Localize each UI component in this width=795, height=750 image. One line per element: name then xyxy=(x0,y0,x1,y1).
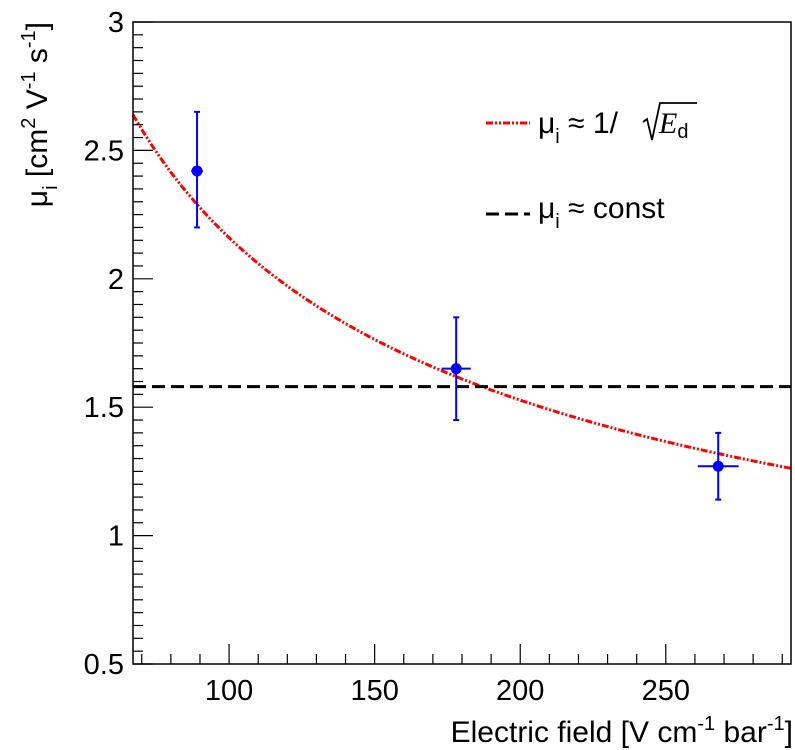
data-points xyxy=(191,110,739,501)
y-tick-label: 3 xyxy=(108,7,124,39)
x-tick-label: 150 xyxy=(350,675,398,707)
data-point xyxy=(712,460,724,472)
tick-labels: 100 150 200 250 0.5 1 1.5 2 2.5 3 xyxy=(84,7,690,707)
x-axis-title: Electric field [V cm-1 bar-1] xyxy=(451,713,793,749)
fit-curves xyxy=(131,113,792,470)
y-tick-label: 2 xyxy=(108,264,124,296)
legend-sqrt-term: Ed xyxy=(658,107,688,143)
y-tick-label: 1 xyxy=(108,521,124,553)
x-tick-label: 250 xyxy=(642,675,690,707)
sqrt-radical-sign xyxy=(642,102,697,141)
x-tick-label: 100 xyxy=(205,675,253,707)
y-tick-label: 1.5 xyxy=(84,392,124,424)
legend-label-const: μi ≈ const xyxy=(538,192,665,233)
y-tick-label: 2.5 xyxy=(84,135,124,167)
fit-curve-inverse-sqrt xyxy=(131,113,792,470)
legend: μi ≈ 1/ Ed μi ≈ const xyxy=(486,102,697,233)
y-axis-title: μi [cm2 V-1 s-1] xyxy=(18,22,62,207)
legend-label-inverse-sqrt: μi ≈ 1/ xyxy=(538,107,619,148)
y-tick-label: 0.5 xyxy=(84,649,124,681)
axis-ticks xyxy=(133,21,783,665)
x-tick-label: 200 xyxy=(496,675,544,707)
data-point xyxy=(450,363,462,375)
data-point xyxy=(191,165,203,177)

+---+

- **WHAT THIS TASK INVOLVES**
Put each line of the records above into a Markdown table with the columns Row and Entry, numbering the rows and skipping any blank lines. Leave the pictures out.

- **OUTPUT OF THE EXERCISE**
| Row | Entry |
|---|---|
| 1 | Localize each UI component in this width=795, height=750 image. One line per element: name then xyxy=(x0,y0,x1,y1). |
| 2 | data-points xyxy=(191,110,739,501) |
| 3 | y-tick-label: 3 xyxy=(108,7,124,39) |
| 4 | x-tick-label: 150 xyxy=(350,675,398,707) |
| 5 | data-point xyxy=(712,460,724,472) |
| 6 | tick-labels: 100 150 200 250 0.5 1 1.5 2 2.5 3 xyxy=(84,7,690,707) |
| 7 | x-axis-title: Electric field [V cm-1 bar-1] xyxy=(451,713,793,749) |
| 8 | fit-curves xyxy=(131,113,792,470) |
| 9 | y-tick-label: 2 xyxy=(108,264,124,296) |
| 10 | legend-sqrt-term: Ed xyxy=(658,107,688,143) |
| 11 | y-tick-label: 1 xyxy=(108,521,124,553) |
| 12 | x-tick-label: 250 xyxy=(642,675,690,707) |
| 13 | sqrt-radical-sign xyxy=(642,102,697,141) |
| 14 | x-tick-label: 100 xyxy=(205,675,253,707) |
| 15 | y-tick-label: 1.5 xyxy=(84,392,124,424) |
| 16 | legend-label-const: μi ≈ const xyxy=(538,192,665,233) |
| 17 | y-tick-label: 2.5 xyxy=(84,135,124,167) |
| 18 | fit-curve-inverse-sqrt xyxy=(131,113,792,470) |
| 19 | legend: μi ≈ 1/ Ed μi ≈ const xyxy=(486,102,697,233) |
| 20 | y-axis-title: μi [cm2 V-1 s-1] xyxy=(18,22,62,207) |
| 21 | legend-label-inverse-sqrt: μi ≈ 1/ xyxy=(538,107,619,148) |
| 22 | y-tick-label: 0.5 xyxy=(84,649,124,681) |
| 23 | axis-ticks xyxy=(133,21,783,665) |
| 24 | x-tick-label: 200 xyxy=(496,675,544,707) |
| 25 | data-point xyxy=(450,363,462,375) |
| 26 | data-point xyxy=(191,165,203,177) |